### Instructions for the task
Select and reproduce each line of the listing below that bears the string "with".
-- START OF Records for the task --
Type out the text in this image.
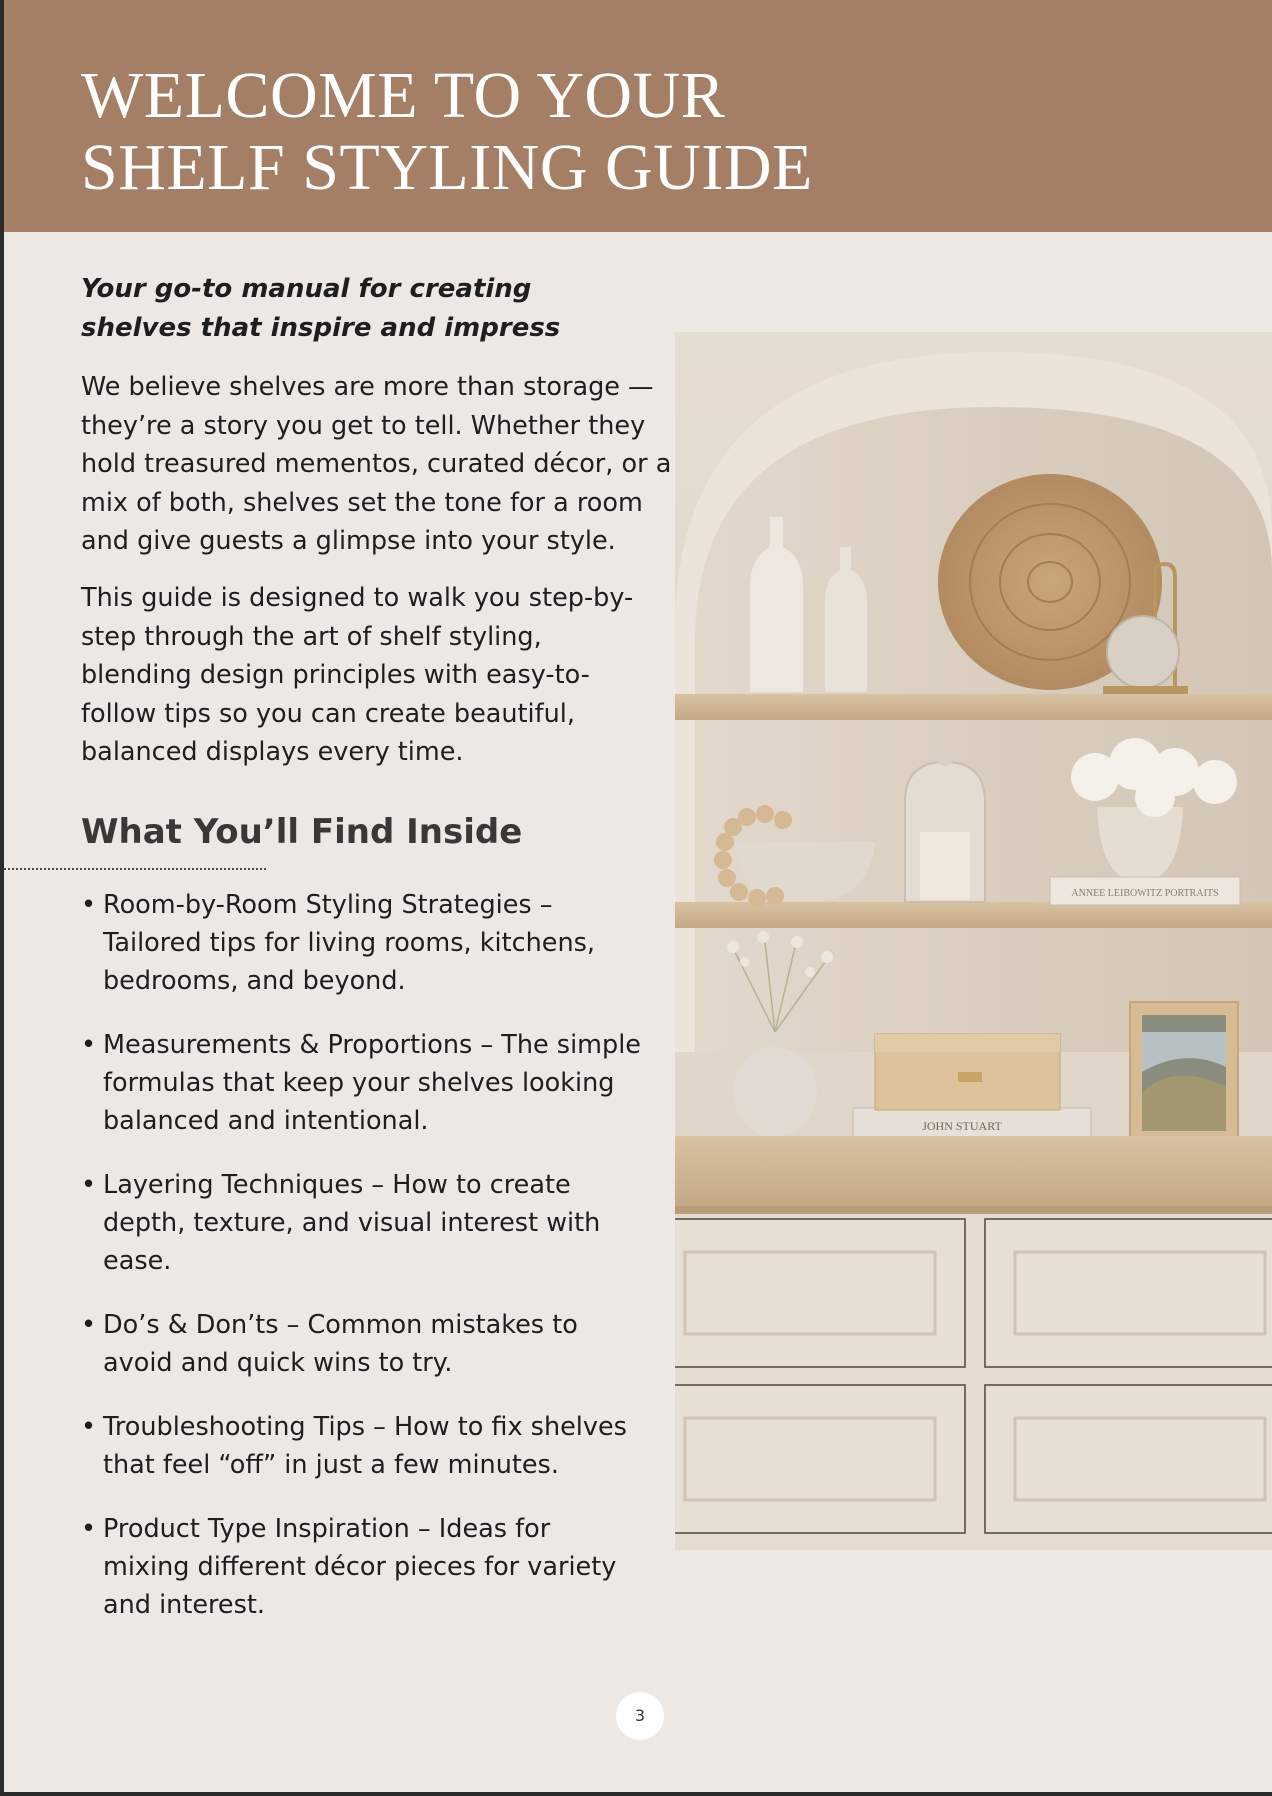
WELCOME TO YOUR
SHELF STYLING GUIDE

Your go-to manual for creating shelves that inspire and impress

We believe shelves are more than storage — they’re a story you get to tell. Whether they hold treasured mementos, curated décor, or a mix of both, shelves set the tone for a room and give guests a glimpse into your style.

This guide is designed to walk you step-by-step through the art of shelf styling, blending design principles with easy-to-follow tips so you can create beautiful, balanced displays every time.

What You’ll Find Inside
• Room-by-Room Styling Strategies – Tailored tips for living rooms, kitchens, bedrooms, and beyond.
• Measurements & Proportions – The simple formulas that keep your shelves looking balanced and intentional.
• Layering Techniques – How to create depth, texture, and visual interest with ease.
• Do’s & Don’ts – Common mistakes to avoid and quick wins to try.
• Troubleshooting Tips – How to fix shelves that feel “off” in just a few minutes.
• Product Type Inspiration – Ideas for mixing different décor pieces for variety and interest.
ANNEE LEIBOWITZ PORTRAITS
JOHN STUART
3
-- END OF Records for the task --
### Response to the exercise
This guide is designed to walk you step-by-step through the art of shelf styling, blending design principles with easy-to-follow tips so you can create beautiful, balanced displays every time.
• Layering Techniques – How to create depth, texture, and visual interest with ease.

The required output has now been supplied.